• [DO THIS]
All material below is to be reproduced exactly.

• [RECORDS FOR PROCESSING]
┌────────

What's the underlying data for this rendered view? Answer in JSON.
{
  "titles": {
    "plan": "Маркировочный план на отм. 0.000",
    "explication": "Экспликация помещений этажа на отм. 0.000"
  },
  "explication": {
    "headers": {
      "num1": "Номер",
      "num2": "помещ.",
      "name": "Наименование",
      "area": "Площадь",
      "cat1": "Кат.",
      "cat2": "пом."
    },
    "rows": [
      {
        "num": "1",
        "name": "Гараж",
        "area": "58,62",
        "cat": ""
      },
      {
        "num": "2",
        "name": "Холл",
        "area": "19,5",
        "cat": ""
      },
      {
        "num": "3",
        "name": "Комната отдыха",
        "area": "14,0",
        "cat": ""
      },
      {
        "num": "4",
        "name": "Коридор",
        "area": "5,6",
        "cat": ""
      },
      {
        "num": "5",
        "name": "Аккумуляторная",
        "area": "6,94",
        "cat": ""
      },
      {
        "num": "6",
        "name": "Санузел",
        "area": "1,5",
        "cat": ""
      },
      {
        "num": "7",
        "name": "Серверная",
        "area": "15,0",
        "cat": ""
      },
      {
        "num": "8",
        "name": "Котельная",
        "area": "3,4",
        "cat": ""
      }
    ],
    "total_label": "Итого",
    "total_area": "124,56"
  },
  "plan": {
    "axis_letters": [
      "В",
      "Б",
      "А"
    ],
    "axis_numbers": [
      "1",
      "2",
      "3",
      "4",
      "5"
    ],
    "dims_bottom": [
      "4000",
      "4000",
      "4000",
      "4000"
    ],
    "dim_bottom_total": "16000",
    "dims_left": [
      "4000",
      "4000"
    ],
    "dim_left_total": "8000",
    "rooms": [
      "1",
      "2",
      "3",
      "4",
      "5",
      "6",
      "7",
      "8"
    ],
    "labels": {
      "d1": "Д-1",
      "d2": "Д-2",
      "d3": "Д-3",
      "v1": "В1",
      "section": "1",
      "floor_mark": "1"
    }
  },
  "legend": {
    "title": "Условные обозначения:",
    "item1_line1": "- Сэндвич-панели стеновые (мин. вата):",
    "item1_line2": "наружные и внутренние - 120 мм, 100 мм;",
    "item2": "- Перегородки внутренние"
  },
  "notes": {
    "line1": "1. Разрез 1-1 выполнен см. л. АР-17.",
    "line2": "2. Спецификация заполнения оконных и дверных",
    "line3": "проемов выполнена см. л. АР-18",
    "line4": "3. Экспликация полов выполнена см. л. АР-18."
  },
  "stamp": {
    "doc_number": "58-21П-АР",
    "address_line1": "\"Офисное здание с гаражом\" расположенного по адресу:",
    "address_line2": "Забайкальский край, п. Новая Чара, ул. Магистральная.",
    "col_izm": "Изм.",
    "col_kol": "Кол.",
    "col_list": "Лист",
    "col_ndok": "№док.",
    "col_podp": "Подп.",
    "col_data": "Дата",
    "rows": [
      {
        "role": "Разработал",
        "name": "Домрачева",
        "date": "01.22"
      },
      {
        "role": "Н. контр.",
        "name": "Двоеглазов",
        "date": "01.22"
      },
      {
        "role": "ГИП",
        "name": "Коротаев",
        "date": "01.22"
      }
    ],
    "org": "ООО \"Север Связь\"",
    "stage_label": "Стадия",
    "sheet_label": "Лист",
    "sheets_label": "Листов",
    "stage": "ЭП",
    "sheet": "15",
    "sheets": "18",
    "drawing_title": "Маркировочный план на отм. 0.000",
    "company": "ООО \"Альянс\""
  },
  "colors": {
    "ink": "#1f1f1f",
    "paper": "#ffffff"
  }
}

└────────

• [RESULT FOR THIS EXERCISE]
What's the underlying data for this rendered view? Answer in JSON.
{
  "titles": {
    "plan": "Маркировочный план на отм. 0.000",
    "explication": "Экспликация помещений этажа на отм. 0.000"
  },
  "explication": {
    "headers": {
      "num1": "Номер",
      "num2": "помещ.",
      "name": "Наименование",
      "area": "Площадь",
      "cat1": "Кат.",
      "cat2": "пом."
    },
    "rows": [
      {
        "num": "1",
        "name": "Гараж",
        "area": "58,62",
        "cat": ""
      },
      {
        "num": "2",
        "name": "Холл",
        "area": "19,5",
        "cat": ""
      },
      {
        "num": "3",
        "name": "Комната отдыха",
        "area": "14,0",
        "cat": ""
      },
      {
        "num": "4",
        "name": "Коридор",
        "area": "5,6",
        "cat": ""
      },
      {
        "num": "5",
        "name": "Аккумуляторная",
        "area": "6,94",
        "cat": ""
      },
      {
        "num": "6",
        "name": "Санузел",
        "area": "1,5",
        "cat": ""
      },
      {
        "num": "7",
        "name": "Серверная",
        "area": "15,0",
        "cat": ""
      },
      {
        "num": "8",
        "name": "Котельная",
        "area": "3,4",
        "cat": ""
      }
    ],
    "total_label": "Итого",
    "total_area": "124,56"
  },
  "plan": {
    "axis_letters": [
      "В",
      "Б",
      "А"
    ],
    "axis_numbers": [
      "1",
      "2",
      "3",
      "4",
      "5"
    ],
    "dims_bottom": [
      "4000",
      "4000",
      "4000",
      "4000"
    ],
    "dim_bottom_total": "16000",
    "dims_left": [
      "4000",
      "4000"
    ],
    "dim_left_total": "8000",
    "rooms": [
      "1",
      "2",
      "3",
      "4",
      "5",
      "6",
      "7",
      "8"
    ],
    "labels": {
      "d1": "Д-1",
      "d2": "Д-2",
      "d3": "Д-3",
      "v1": "В1",
      "section": "1",
      "floor_mark": "1"
    }
  },
  "legend": {
    "title": "Условные обозначения:",
    "item1_line1": "- Сэндвич-панели стеновые (мин. вата):",
    "item1_line2": "наружные и внутренние - 120 мм, 100 мм;",
    "item2": "- Перегородки внутренние"
  },
  "notes": {
    "line1": "1. Разрез 1-1 выполнен см. л. АР-17.",
    "line2": "2. Спецификация заполнения оконных и дверных",
    "line3": "проемов выполнена см. л. АР-18",
    "line4": "3. Экспликация полов выполнена см. л. АР-18."
  },
  "stamp": {
    "doc_number": "58-21П-АР",
    "address_line1": "\"Офисное здание с гаражом\" расположенного по адресу:",
    "address_line2": "Забайкальский край, п. Новая Чара, ул. Магистральная.",
    "col_izm": "Изм.",
    "col_kol": "Кол.",
    "col_list": "Лист",
    "col_ndok": "№док.",
    "col_podp": "Подп.",
    "col_data": "Дата",
    "rows": [
      {
        "role": "Разработал",
        "name": "Домрачева",
        "date": "01.22"
      },
      {
        "role": "Н. контр.",
        "name": "Двоеглазов",
        "date": "01.22"
      },
      {
        "role": "ГИП",
        "name": "Коротаев",
        "date": "01.22"
      }
    ],
    "org": "ООО \"Север Связь\"",
    "stage_label": "Стадия",
    "sheet_label": "Лист",
    "sheets_label": "Листов",
    "stage": "ЭП",
    "sheet": "15",
    "sheets": "18",
    "drawing_title": "Маркировочный план на отм. 0.000",
    "company": "ООО \"Альянс\""
  },
  "colors": {
    "ink": "#1f1f1f",
    "paper": "#ffffff"
  }
}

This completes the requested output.